- [WRITTEN REQUEST]
Rewrite the part of the records that opens with the line containing "Patent image size: (431, 250)." and closes with the line containing "The core-forming chamber 15 is at (290, 200).", replacing "arbor carrying means" with "arbor handling means" and changing nothing else.

- [MATERIAL FOR THIS EXERCISE]
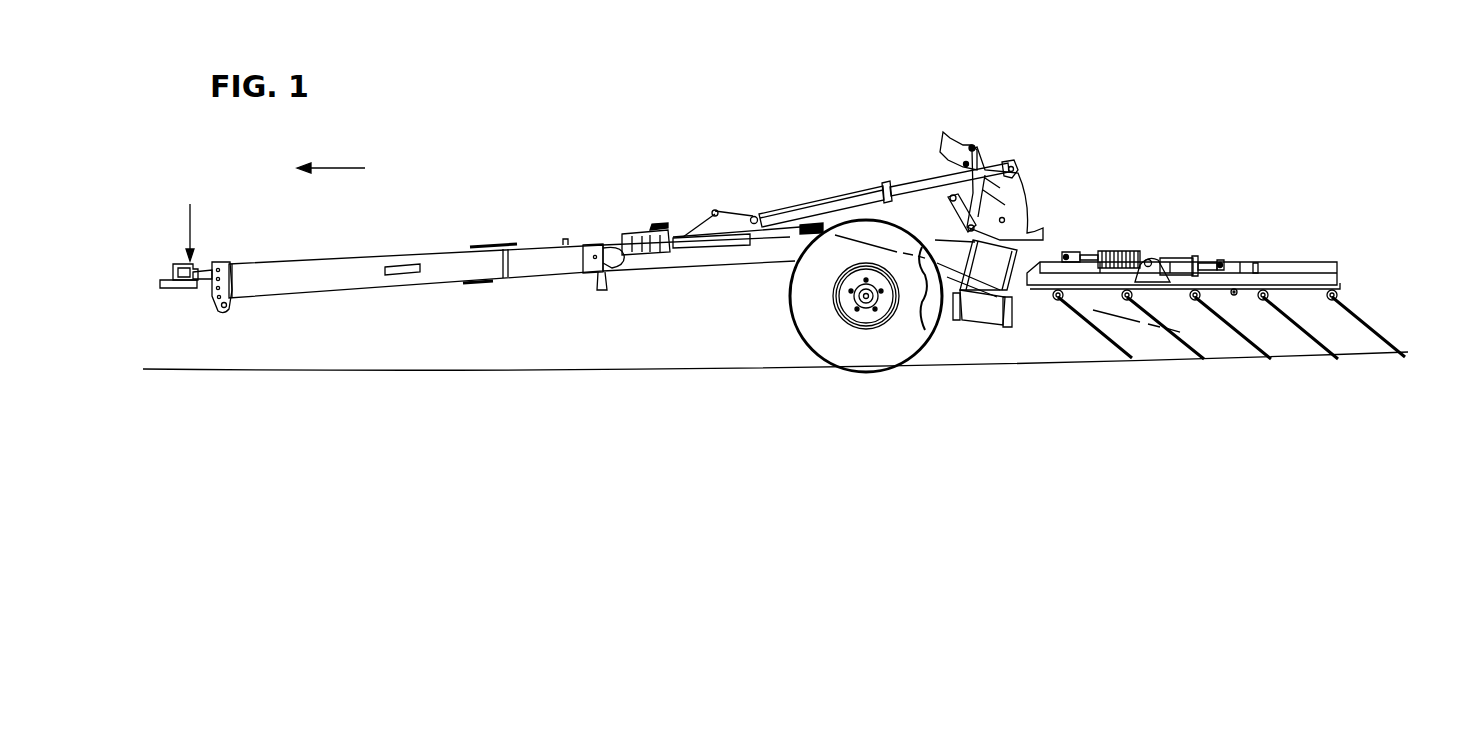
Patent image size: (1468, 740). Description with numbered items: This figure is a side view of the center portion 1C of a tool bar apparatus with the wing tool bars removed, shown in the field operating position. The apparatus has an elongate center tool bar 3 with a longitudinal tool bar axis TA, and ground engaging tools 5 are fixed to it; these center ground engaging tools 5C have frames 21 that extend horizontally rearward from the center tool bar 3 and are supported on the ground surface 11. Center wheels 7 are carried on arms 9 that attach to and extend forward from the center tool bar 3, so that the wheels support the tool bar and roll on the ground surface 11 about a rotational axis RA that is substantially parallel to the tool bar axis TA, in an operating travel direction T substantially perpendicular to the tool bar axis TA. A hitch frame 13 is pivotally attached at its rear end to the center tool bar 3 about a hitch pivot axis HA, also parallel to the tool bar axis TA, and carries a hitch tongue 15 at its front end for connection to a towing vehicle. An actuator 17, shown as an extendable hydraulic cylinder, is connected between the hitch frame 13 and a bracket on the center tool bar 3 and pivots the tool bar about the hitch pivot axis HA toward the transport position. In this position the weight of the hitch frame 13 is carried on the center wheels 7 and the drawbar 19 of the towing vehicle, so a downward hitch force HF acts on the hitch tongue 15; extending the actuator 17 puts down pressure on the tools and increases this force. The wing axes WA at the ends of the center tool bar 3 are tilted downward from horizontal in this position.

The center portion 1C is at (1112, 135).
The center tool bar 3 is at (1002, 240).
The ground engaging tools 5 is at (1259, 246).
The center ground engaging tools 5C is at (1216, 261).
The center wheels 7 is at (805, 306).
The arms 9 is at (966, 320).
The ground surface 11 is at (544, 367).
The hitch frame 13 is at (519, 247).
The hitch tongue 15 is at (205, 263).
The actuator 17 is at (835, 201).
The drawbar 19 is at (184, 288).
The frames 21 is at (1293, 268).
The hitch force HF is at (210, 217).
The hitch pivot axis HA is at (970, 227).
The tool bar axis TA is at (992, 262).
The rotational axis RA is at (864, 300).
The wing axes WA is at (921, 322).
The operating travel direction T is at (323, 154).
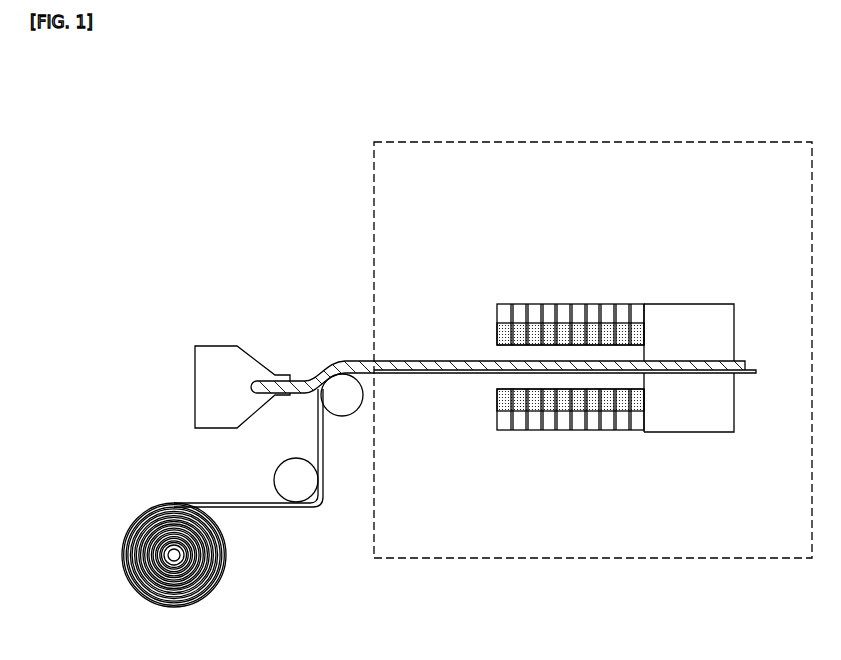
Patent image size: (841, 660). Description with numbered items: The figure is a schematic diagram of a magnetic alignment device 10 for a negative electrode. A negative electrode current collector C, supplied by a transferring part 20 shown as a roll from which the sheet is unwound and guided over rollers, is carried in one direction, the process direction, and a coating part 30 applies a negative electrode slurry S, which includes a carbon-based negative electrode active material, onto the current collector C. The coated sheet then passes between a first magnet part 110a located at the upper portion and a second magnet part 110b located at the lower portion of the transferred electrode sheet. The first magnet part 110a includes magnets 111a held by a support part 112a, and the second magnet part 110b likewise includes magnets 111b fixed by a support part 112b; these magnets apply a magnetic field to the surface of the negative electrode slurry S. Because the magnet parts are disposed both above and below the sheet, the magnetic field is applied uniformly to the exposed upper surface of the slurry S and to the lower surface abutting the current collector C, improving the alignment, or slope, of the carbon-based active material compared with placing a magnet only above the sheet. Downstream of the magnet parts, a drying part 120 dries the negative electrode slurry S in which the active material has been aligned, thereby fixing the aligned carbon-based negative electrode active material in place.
---
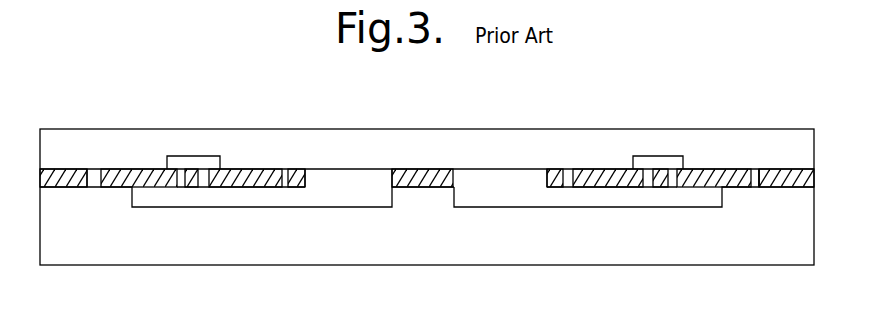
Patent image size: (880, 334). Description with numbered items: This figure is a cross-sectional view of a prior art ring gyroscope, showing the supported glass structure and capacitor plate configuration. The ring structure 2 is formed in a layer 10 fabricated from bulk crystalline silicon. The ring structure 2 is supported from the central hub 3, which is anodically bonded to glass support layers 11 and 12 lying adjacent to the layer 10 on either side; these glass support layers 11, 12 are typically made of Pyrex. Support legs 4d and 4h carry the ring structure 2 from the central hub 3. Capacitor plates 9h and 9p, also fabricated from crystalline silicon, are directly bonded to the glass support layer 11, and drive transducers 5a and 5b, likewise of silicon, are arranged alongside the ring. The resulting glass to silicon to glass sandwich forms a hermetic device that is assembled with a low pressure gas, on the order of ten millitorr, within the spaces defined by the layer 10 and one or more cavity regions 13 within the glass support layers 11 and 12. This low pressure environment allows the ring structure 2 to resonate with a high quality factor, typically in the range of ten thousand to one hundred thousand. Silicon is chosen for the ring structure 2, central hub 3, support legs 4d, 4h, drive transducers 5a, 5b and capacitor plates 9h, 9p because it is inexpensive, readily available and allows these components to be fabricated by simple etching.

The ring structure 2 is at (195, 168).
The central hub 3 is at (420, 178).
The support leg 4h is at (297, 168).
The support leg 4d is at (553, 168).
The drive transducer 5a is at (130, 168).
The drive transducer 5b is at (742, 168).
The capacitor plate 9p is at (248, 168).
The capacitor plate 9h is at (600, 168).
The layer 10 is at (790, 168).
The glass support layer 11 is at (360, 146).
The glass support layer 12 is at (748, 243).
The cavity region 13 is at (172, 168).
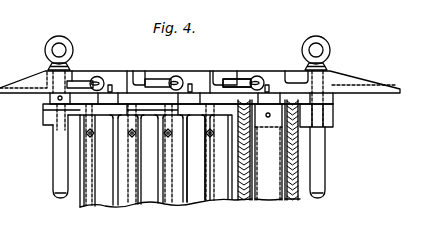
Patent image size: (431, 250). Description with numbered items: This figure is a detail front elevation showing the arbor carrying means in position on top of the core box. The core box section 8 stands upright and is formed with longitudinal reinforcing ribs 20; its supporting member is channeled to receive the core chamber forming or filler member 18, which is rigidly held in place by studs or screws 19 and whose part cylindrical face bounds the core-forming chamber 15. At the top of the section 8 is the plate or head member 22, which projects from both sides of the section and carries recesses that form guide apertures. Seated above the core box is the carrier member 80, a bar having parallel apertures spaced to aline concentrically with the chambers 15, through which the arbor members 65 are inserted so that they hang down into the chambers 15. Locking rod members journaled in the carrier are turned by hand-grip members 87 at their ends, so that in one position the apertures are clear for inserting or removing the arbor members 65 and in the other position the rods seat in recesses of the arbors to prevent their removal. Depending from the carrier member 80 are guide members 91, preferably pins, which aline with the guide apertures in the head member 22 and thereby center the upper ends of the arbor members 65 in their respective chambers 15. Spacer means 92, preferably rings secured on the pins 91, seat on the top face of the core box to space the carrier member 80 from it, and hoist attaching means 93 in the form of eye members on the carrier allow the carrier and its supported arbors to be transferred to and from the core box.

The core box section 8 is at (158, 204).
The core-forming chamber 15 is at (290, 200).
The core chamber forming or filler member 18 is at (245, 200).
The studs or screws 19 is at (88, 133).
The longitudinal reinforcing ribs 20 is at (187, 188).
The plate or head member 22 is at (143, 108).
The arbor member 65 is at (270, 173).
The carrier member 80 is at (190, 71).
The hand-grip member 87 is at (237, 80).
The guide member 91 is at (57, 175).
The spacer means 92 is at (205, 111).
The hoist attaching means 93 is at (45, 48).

- [ANSWER TO THIS TASK]
Patent image size: (431, 250). Description with numbered items: This figure is a detail front elevation showing the arbor handling means in position on top of the core box. The core box section 8 stands upright and is formed with longitudinal reinforcing ribs 20; its supporting member is channeled to receive the core chamber forming or filler member 18, which is rigidly held in place by studs or screws 19 and whose part cylindrical face bounds the core-forming chamber 15. At the top of the section 8 is the plate or head member 22, which projects from both sides of the section and carries recesses that form guide apertures. Seated above the core box is the carrier member 80, a bar having parallel apertures spaced to aline concentrically with the chambers 15, through which the arbor members 65 are inserted so that they hang down into the chambers 15. Locking rod members journaled in the carrier are turned by hand-grip members 87 at their ends, so that in one position the apertures are clear for inserting or removing the arbor members 65 and in the other position the rods seat in recesses of the arbors to prevent their removal. Depending from the carrier member 80 are guide members 91, preferably pins, which aline with the guide apertures in the head member 22 and thereby center the upper ends of the arbor members 65 in their respective chambers 15. Spacer means 92, preferably rings secured on the pins 91, seat on the top face of the core box to space the carrier member 80 from it, and hoist attaching means 93 in the form of eye members on the carrier allow the carrier and its supported arbors to be transferred to and from the core box.

The core box section 8 is at (158, 204).
The core-forming chamber 15 is at (290, 200).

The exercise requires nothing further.